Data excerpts
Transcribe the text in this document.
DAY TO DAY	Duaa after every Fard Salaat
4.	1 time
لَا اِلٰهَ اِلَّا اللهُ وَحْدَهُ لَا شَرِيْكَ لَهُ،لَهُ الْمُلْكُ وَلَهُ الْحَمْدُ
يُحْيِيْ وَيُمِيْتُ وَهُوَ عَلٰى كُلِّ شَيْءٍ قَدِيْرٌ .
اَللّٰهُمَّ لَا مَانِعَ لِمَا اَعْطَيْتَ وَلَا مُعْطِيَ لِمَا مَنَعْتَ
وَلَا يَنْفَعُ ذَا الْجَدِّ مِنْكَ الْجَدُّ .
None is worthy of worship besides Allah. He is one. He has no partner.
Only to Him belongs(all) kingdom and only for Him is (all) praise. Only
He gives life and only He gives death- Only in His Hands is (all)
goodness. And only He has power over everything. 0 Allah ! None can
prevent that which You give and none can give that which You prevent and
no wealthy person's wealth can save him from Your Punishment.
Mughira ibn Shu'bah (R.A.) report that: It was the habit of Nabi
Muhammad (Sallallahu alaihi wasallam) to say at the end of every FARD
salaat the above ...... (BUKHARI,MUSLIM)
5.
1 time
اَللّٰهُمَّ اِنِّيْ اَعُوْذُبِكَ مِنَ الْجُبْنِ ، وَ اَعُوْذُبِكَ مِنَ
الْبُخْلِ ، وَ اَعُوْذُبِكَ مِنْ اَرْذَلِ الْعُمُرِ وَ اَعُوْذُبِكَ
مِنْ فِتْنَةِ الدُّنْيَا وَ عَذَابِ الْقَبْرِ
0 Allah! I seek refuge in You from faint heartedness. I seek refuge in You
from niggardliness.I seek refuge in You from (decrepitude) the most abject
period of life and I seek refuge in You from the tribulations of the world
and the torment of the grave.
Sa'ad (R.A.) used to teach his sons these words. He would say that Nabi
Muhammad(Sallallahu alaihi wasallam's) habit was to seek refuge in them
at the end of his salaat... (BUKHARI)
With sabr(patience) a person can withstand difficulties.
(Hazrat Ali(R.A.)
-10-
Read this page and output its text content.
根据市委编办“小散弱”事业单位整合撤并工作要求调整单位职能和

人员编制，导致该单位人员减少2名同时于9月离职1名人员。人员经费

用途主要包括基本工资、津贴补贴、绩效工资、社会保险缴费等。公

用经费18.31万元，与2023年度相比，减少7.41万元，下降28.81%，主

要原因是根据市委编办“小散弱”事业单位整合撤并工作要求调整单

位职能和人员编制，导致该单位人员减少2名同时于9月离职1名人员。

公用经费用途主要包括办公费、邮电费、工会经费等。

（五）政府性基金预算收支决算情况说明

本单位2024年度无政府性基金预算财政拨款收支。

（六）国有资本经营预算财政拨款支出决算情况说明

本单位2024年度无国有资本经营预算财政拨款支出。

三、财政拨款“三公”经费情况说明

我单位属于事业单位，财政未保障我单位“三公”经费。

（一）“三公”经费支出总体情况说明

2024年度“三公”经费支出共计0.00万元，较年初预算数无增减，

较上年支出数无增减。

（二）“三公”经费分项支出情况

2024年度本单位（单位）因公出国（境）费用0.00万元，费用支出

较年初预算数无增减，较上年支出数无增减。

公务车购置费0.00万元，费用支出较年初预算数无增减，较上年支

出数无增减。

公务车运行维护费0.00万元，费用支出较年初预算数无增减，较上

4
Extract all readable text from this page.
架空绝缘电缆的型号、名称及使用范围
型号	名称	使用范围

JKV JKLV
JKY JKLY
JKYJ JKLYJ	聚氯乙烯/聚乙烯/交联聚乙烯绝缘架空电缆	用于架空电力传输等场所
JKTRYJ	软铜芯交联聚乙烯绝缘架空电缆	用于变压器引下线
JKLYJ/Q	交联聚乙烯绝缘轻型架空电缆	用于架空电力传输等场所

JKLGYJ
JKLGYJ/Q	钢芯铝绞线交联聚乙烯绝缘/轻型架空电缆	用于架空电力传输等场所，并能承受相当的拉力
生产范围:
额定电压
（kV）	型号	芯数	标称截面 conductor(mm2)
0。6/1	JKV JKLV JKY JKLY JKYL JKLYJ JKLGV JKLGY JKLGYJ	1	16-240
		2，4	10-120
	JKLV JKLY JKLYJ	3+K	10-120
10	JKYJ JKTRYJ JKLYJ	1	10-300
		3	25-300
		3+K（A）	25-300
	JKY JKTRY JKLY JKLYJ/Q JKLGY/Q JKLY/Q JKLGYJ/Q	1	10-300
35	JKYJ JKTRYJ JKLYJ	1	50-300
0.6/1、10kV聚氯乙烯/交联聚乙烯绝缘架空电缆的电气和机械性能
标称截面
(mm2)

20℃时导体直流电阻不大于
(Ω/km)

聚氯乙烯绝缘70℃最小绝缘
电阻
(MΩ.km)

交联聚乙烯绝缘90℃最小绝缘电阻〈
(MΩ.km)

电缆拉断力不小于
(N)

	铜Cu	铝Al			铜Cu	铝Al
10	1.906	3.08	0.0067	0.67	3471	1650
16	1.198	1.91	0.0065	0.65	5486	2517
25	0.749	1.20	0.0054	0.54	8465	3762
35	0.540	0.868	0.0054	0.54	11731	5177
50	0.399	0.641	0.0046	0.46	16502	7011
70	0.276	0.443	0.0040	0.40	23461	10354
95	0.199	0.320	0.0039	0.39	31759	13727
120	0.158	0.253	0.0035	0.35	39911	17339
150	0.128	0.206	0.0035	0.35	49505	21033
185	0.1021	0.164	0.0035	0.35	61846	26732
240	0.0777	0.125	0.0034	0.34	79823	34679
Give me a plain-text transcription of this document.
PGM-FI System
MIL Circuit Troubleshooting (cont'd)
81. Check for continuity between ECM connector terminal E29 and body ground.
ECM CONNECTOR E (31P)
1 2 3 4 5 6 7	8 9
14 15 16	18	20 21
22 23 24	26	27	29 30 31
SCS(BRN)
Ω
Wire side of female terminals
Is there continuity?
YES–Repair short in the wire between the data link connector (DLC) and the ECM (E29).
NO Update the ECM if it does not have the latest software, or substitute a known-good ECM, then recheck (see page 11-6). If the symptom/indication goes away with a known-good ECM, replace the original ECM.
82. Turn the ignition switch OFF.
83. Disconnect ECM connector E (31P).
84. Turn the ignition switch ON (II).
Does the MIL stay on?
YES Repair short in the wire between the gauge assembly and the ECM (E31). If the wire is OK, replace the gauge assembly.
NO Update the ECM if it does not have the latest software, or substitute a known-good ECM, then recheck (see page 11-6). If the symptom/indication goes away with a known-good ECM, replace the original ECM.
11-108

**Goal of the exercise:** From the records above, pull out each line that has "between".

**Result:**
81. Check for continuity between ECM connector terminal E29 and body ground.
YES–Repair short in the wire between the data link connector (DLC) and the ECM (E29).
YES Repair short in the wire between the gauge assembly and the ECM (E31). If the wire is OK, replace the gauge assembly.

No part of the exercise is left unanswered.